*** EXERCISE INPUT

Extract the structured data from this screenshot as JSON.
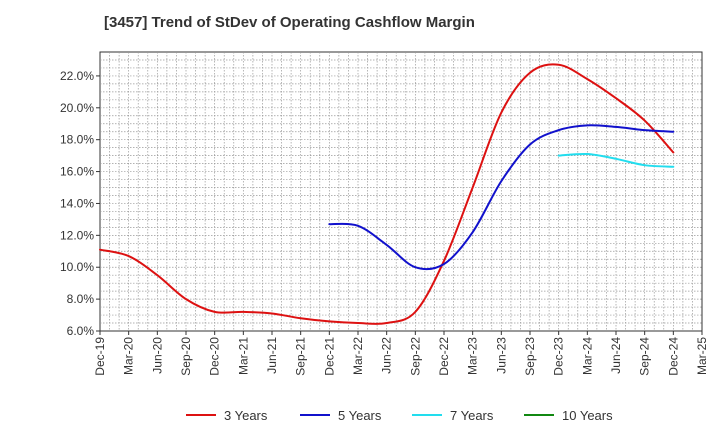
{
  "chart_data": {
    "type": "line",
    "title": "[3457]  Trend of StDev of Operating Cashflow Margin",
    "xlabel": "",
    "ylabel": "",
    "x_ticks": [
      "Dec-19",
      "Mar-20",
      "Jun-20",
      "Sep-20",
      "Dec-20",
      "Mar-21",
      "Jun-21",
      "Sep-21",
      "Dec-21",
      "Mar-22",
      "Jun-22",
      "Sep-22",
      "Dec-22",
      "Mar-23",
      "Jun-23",
      "Sep-23",
      "Dec-23",
      "Mar-24",
      "Jun-24",
      "Sep-24",
      "Dec-24",
      "Mar-25"
    ],
    "y_ticks": [
      "6.0%",
      "8.0%",
      "10.0%",
      "12.0%",
      "14.0%",
      "16.0%",
      "18.0%",
      "20.0%",
      "22.0%"
    ],
    "ylim": [
      6.0,
      23.5
    ],
    "grid": true,
    "legend_position": "bottom",
    "series": [
      {
        "name": "3 Years",
        "color": "#dd1111",
        "points": [
          [
            "Dec-19",
            11.1
          ],
          [
            "Mar-20",
            10.7
          ],
          [
            "Jun-20",
            9.5
          ],
          [
            "Sep-20",
            8.0
          ],
          [
            "Dec-20",
            7.2
          ],
          [
            "Mar-21",
            7.2
          ],
          [
            "Jun-21",
            7.1
          ],
          [
            "Sep-21",
            6.8
          ],
          [
            "Dec-21",
            6.6
          ],
          [
            "Mar-22",
            6.5
          ],
          [
            "Jun-22",
            6.5
          ],
          [
            "Sep-22",
            7.2
          ],
          [
            "Dec-22",
            10.4
          ],
          [
            "Mar-23",
            15.0
          ],
          [
            "Jun-23",
            19.7
          ],
          [
            "Sep-23",
            22.2
          ],
          [
            "Dec-23",
            22.7
          ],
          [
            "Mar-24",
            21.8
          ],
          [
            "Jun-24",
            20.6
          ],
          [
            "Sep-24",
            19.2
          ],
          [
            "Dec-24",
            17.2
          ]
        ]
      },
      {
        "name": "5 Years",
        "color": "#1111cc",
        "points": [
          [
            "Dec-21",
            12.7
          ],
          [
            "Mar-22",
            12.6
          ],
          [
            "Jun-22",
            11.4
          ],
          [
            "Sep-22",
            10.0
          ],
          [
            "Dec-22",
            10.2
          ],
          [
            "Mar-23",
            12.2
          ],
          [
            "Jun-23",
            15.4
          ],
          [
            "Sep-23",
            17.7
          ],
          [
            "Dec-23",
            18.6
          ],
          [
            "Mar-24",
            18.9
          ],
          [
            "Jun-24",
            18.8
          ],
          [
            "Sep-24",
            18.6
          ],
          [
            "Dec-24",
            18.5
          ]
        ]
      },
      {
        "name": "7 Years",
        "color": "#22ddee",
        "points": [
          [
            "Dec-23",
            17.0
          ],
          [
            "Mar-24",
            17.1
          ],
          [
            "Jun-24",
            16.8
          ],
          [
            "Sep-24",
            16.4
          ],
          [
            "Dec-24",
            16.3
          ]
        ]
      },
      {
        "name": "10 Years",
        "color": "#118811",
        "points": []
      }
    ]
  }
}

******

— AIM —
Do not include images; quote all of the entries above exactly.

— FINISHED ANSWER —
Extract the structured data from this screenshot as JSON.
{
  "chart_data": {
    "type": "line",
    "title": "[3457]  Trend of StDev of Operating Cashflow Margin",
    "xlabel": "",
    "ylabel": "",
    "x_ticks": [
      "Dec-19",
      "Mar-20",
      "Jun-20",
      "Sep-20",
      "Dec-20",
      "Mar-21",
      "Jun-21",
      "Sep-21",
      "Dec-21",
      "Mar-22",
      "Jun-22",
      "Sep-22",
      "Dec-22",
      "Mar-23",
      "Jun-23",
      "Sep-23",
      "Dec-23",
      "Mar-24",
      "Jun-24",
      "Sep-24",
      "Dec-24",
      "Mar-25"
    ],
    "y_ticks": [
      "6.0%",
      "8.0%",
      "10.0%",
      "12.0%",
      "14.0%",
      "16.0%",
      "18.0%",
      "20.0%",
      "22.0%"
    ],
    "ylim": [
      6.0,
      23.5
    ],
    "grid": true,
    "legend_position": "bottom",
    "series": [
      {
        "name": "3 Years",
        "color": "#dd1111",
        "points": [
          [
            "Dec-19",
            11.1
          ],
          [
            "Mar-20",
            10.7
          ],
          [
            "Jun-20",
            9.5
          ],
          [
            "Sep-20",
            8.0
          ],
          [
            "Dec-20",
            7.2
          ],
          [
            "Mar-21",
            7.2
          ],
          [
            "Jun-21",
            7.1
          ],
          [
            "Sep-21",
            6.8
          ],
          [
            "Dec-21",
            6.6
          ],
          [
            "Mar-22",
            6.5
          ],
          [
            "Jun-22",
            6.5
          ],
          [
            "Sep-22",
            7.2
          ],
          [
            "Dec-22",
            10.4
          ],
          [
            "Mar-23",
            15.0
          ],
          [
            "Jun-23",
            19.7
          ],
          [
            "Sep-23",
            22.2
          ],
          [
            "Dec-23",
            22.7
          ],
          [
            "Mar-24",
            21.8
          ],
          [
            "Jun-24",
            20.6
          ],
          [
            "Sep-24",
            19.2
          ],
          [
            "Dec-24",
            17.2
          ]
        ]
      },
      {
        "name": "5 Years",
        "color": "#1111cc",
        "points": [
          [
            "Dec-21",
            12.7
          ],
          [
            "Mar-22",
            12.6
          ],
          [
            "Jun-22",
            11.4
          ],
          [
            "Sep-22",
            10.0
          ],
          [
            "Dec-22",
            10.2
          ],
          [
            "Mar-23",
            12.2
          ],
          [
            "Jun-23",
            15.4
          ],
          [
            "Sep-23",
            17.7
          ],
          [
            "Dec-23",
            18.6
          ],
          [
            "Mar-24",
            18.9
          ],
          [
            "Jun-24",
            18.8
          ],
          [
            "Sep-24",
            18.6
          ],
          [
            "Dec-24",
            18.5
          ]
        ]
      },
      {
        "name": "7 Years",
        "color": "#22ddee",
        "points": [
          [
            "Dec-23",
            17.0
          ],
          [
            "Mar-24",
            17.1
          ],
          [
            "Jun-24",
            16.8
          ],
          [
            "Sep-24",
            16.4
          ],
          [
            "Dec-24",
            16.3
          ]
        ]
      },
      {
        "name": "10 Years",
        "color": "#118811",
        "points": []
      }
    ]
  }
}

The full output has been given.